## begin Material for this task

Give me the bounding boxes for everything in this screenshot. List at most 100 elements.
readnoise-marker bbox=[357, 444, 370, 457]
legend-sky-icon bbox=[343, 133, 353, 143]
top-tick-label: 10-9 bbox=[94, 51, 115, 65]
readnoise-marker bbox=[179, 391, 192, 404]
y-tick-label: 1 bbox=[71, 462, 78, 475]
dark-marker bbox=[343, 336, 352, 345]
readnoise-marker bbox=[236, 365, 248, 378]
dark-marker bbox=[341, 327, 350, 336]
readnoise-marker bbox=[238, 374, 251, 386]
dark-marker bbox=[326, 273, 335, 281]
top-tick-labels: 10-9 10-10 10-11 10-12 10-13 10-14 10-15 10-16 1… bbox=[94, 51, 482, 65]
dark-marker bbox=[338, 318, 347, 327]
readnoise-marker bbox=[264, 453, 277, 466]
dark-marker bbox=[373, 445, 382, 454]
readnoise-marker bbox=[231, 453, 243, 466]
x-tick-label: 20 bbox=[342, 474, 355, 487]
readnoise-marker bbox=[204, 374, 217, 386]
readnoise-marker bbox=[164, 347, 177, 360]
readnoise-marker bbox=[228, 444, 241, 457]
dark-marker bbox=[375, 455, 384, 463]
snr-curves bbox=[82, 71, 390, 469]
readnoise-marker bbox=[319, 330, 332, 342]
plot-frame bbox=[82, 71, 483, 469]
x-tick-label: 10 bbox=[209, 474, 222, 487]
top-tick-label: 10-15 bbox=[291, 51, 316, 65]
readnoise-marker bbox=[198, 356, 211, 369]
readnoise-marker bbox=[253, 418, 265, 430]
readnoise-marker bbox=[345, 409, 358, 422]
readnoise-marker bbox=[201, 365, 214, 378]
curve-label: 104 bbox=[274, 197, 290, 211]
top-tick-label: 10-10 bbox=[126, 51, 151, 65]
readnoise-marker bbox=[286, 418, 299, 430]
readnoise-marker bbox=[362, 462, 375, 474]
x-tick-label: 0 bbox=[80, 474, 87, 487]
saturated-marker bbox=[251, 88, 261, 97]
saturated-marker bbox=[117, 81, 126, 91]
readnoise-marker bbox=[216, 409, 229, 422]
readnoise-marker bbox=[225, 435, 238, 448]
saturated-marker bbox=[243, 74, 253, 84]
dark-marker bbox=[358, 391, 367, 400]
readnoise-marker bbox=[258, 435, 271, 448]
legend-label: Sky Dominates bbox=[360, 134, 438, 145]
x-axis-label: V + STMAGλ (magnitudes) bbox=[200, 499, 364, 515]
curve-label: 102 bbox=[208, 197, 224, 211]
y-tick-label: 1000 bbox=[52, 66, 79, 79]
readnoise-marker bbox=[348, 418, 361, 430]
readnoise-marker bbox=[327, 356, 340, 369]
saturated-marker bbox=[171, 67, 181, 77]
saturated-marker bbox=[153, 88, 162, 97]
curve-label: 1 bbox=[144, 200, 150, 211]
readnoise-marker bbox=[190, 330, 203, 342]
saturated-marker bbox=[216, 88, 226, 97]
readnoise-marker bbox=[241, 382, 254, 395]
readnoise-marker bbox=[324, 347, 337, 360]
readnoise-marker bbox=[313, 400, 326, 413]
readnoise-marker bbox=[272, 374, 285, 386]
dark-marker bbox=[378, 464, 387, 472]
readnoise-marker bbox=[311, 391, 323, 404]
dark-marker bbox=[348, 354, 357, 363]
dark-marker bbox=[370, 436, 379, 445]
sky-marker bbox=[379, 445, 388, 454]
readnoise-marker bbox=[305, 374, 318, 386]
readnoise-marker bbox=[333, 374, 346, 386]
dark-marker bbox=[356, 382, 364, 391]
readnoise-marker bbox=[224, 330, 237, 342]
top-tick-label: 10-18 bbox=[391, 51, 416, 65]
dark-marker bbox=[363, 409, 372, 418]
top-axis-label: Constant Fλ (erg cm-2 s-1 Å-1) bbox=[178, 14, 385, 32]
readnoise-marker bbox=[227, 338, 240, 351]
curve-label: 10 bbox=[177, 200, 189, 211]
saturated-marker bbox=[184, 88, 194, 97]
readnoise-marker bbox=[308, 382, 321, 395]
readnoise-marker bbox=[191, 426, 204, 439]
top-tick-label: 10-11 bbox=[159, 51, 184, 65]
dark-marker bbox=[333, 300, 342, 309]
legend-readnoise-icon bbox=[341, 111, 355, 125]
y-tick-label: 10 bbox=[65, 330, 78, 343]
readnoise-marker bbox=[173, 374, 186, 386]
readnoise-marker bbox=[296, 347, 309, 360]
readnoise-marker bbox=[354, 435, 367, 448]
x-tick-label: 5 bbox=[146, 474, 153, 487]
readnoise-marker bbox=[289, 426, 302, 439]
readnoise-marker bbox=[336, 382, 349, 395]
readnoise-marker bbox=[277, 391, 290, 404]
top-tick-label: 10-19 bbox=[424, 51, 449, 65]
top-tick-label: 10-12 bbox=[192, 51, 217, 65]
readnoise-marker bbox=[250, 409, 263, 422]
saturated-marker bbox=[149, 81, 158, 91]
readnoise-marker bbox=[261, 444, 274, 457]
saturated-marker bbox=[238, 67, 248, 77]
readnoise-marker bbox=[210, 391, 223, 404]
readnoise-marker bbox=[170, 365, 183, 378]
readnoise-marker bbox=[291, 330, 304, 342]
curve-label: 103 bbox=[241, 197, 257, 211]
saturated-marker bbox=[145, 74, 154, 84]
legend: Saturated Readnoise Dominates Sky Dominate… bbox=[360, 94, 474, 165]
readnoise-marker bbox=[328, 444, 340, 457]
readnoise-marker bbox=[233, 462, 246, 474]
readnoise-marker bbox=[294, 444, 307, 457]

## end Material for this task

■ Task requirements
Please output every line of the records above as a Markdown table with the columns Row and Record, numbering the rows and skipping blank lines.

■ Correct response
| Row | Record |
|---|---|
| 1 | Give me the bounding boxes for everything in this screenshot. List at most 100 elements. |
| 2 | readnoise-marker bbox=[357, 444, 370, 457] |
| 3 | legend-sky-icon bbox=[343, 133, 353, 143] |
| 4 | top-tick-label: 10-9 bbox=[94, 51, 115, 65] |
| 5 | readnoise-marker bbox=[179, 391, 192, 404] |
| 6 | y-tick-label: 1 bbox=[71, 462, 78, 475] |
| 7 | dark-marker bbox=[343, 336, 352, 345] |
| 8 | readnoise-marker bbox=[236, 365, 248, 378] |
| 9 | dark-marker bbox=[341, 327, 350, 336] |
| 10 | readnoise-marker bbox=[238, 374, 251, 386] |
| 11 | dark-marker bbox=[326, 273, 335, 281] |
| 12 | top-tick-labels: 10-9 10-10 10-11 10-12 10-13 10-14 10-15 10-16 1… bbox=[94, 51, 482, 65] |
| 13 | dark-marker bbox=[338, 318, 347, 327] |
| 14 | readnoise-marker bbox=[264, 453, 277, 466] |
| 15 | dark-marker bbox=[373, 445, 382, 454] |
| 16 | readnoise-marker bbox=[231, 453, 243, 466] |
| 17 | x-tick-label: 20 bbox=[342, 474, 355, 487] |
| 18 | readnoise-marker bbox=[204, 374, 217, 386] |
| 19 | readnoise-marker bbox=[164, 347, 177, 360] |
| 20 | readnoise-marker bbox=[228, 444, 241, 457] |
| 21 | dark-marker bbox=[375, 455, 384, 463] |
| 22 | snr-curves bbox=[82, 71, 390, 469] |
| 23 | readnoise-marker bbox=[319, 330, 332, 342] |
| 24 | plot-frame bbox=[82, 71, 483, 469] |
| 25 | x-tick-label: 10 bbox=[209, 474, 222, 487] |
| 26 | top-tick-label: 10-15 bbox=[291, 51, 316, 65] |
| 27 | readnoise-marker bbox=[198, 356, 211, 369] |
| 28 | readnoise-marker bbox=[253, 418, 265, 430] |
| 29 | readnoise-marker bbox=[345, 409, 358, 422] |
| 30 | readnoise-marker bbox=[201, 365, 214, 378] |
| 31 | curve-label: 104 bbox=[274, 197, 290, 211] |
| 32 | top-tick-label: 10-10 bbox=[126, 51, 151, 65] |
| 33 | readnoise-marker bbox=[286, 418, 299, 430] |
| 34 | readnoise-marker bbox=[362, 462, 375, 474] |
| 35 | x-tick-label: 0 bbox=[80, 474, 87, 487] |
| 36 | saturated-marker bbox=[251, 88, 261, 97] |
| 37 | saturated-marker bbox=[117, 81, 126, 91] |
| 38 | readnoise-marker bbox=[216, 409, 229, 422] |
| 39 | readnoise-marker bbox=[225, 435, 238, 448] |
| 40 | saturated-marker bbox=[243, 74, 253, 84] |
| 41 | dark-marker bbox=[358, 391, 367, 400] |
| 42 | readnoise-marker bbox=[258, 435, 271, 448] |
| 43 | legend-label: Sky Dominates bbox=[360, 134, 438, 145] |
| 44 | x-axis-label: V + STMAGλ (magnitudes) bbox=[200, 499, 364, 515] |
| 45 | curve-label: 102 bbox=[208, 197, 224, 211] |
| 46 | y-tick-label: 1000 bbox=[52, 66, 79, 79] |
| 47 | readnoise-marker bbox=[348, 418, 361, 430] |
| 48 | readnoise-marker bbox=[327, 356, 340, 369] |
| 49 | saturated-marker bbox=[171, 67, 181, 77] |
| 50 | saturated-marker bbox=[153, 88, 162, 97] |
| 51 | curve-label: 1 bbox=[144, 200, 150, 211] |
| 52 | readnoise-marker bbox=[190, 330, 203, 342] |
| 53 | saturated-marker bbox=[216, 88, 226, 97] |
| 54 | readnoise-marker bbox=[241, 382, 254, 395] |
| 55 | readnoise-marker bbox=[324, 347, 337, 360] |
| 56 | readnoise-marker bbox=[313, 400, 326, 413] |
| 57 | readnoise-marker bbox=[272, 374, 285, 386] |
| 58 | dark-marker bbox=[378, 464, 387, 472] |
| 59 | readnoise-marker bbox=[311, 391, 323, 404] |
| 60 | dark-marker bbox=[348, 354, 357, 363] |
| 61 | dark-marker bbox=[370, 436, 379, 445] |
| 62 | sky-marker bbox=[379, 445, 388, 454] |
| 63 | readnoise-marker bbox=[305, 374, 318, 386] |
| 64 | readnoise-marker bbox=[333, 374, 346, 386] |
| 65 | dark-marker bbox=[356, 382, 364, 391] |
| 66 | readnoise-marker bbox=[224, 330, 237, 342] |
| 67 | top-tick-label: 10-18 bbox=[391, 51, 416, 65] |
| 68 | dark-marker bbox=[363, 409, 372, 418] |
| 69 | top-axis-label: Constant Fλ (erg cm-2 s-1 Å-1) bbox=[178, 14, 385, 32] |
| 70 | readnoise-marker bbox=[227, 338, 240, 351] |
| 71 | curve-label: 10 bbox=[177, 200, 189, 211] |
| 72 | saturated-marker bbox=[184, 88, 194, 97] |
| 73 | readnoise-marker bbox=[308, 382, 321, 395] |
| 74 | readnoise-marker bbox=[191, 426, 204, 439] |
| 75 | top-tick-label: 10-11 bbox=[159, 51, 184, 65] |
| 76 | dark-marker bbox=[333, 300, 342, 309] |
| 77 | legend-readnoise-icon bbox=[341, 111, 355, 125] |
| 78 | y-tick-label: 10 bbox=[65, 330, 78, 343] |
| 79 | readnoise-marker bbox=[173, 374, 186, 386] |
| 80 | readnoise-marker bbox=[296, 347, 309, 360] |
| 81 | readnoise-marker bbox=[354, 435, 367, 448] |
| 82 | x-tick-label: 5 bbox=[146, 474, 153, 487] |
| 83 | readnoise-marker bbox=[289, 426, 302, 439] |
| 84 | readnoise-marker bbox=[336, 382, 349, 395] |
| 85 | readnoise-marker bbox=[277, 391, 290, 404] |
| 86 | top-tick-label: 10-19 bbox=[424, 51, 449, 65] |
| 87 | top-tick-label: 10-12 bbox=[192, 51, 217, 65] |
| 88 | readnoise-marker bbox=[250, 409, 263, 422] |
| 89 | saturated-marker bbox=[149, 81, 158, 91] |
| 90 | readnoise-marker bbox=[261, 444, 274, 457] |
| 91 | saturated-marker bbox=[238, 67, 248, 77] |
| 92 | readnoise-marker bbox=[210, 391, 223, 404] |
| 93 | readnoise-marker bbox=[170, 365, 183, 378] |
| 94 | readnoise-marker bbox=[291, 330, 304, 342] |
| 95 | curve-label: 103 bbox=[241, 197, 257, 211] |
| 96 | saturated-marker bbox=[145, 74, 154, 84] |
| 97 | legend: Saturated Readnoise Dominates Sky Dominate… bbox=[360, 94, 474, 165] |
| 98 | readnoise-marker bbox=[328, 444, 340, 457] |
| 99 | readnoise-marker bbox=[233, 462, 246, 474] |
| 100 | readnoise-marker bbox=[294, 444, 307, 457] |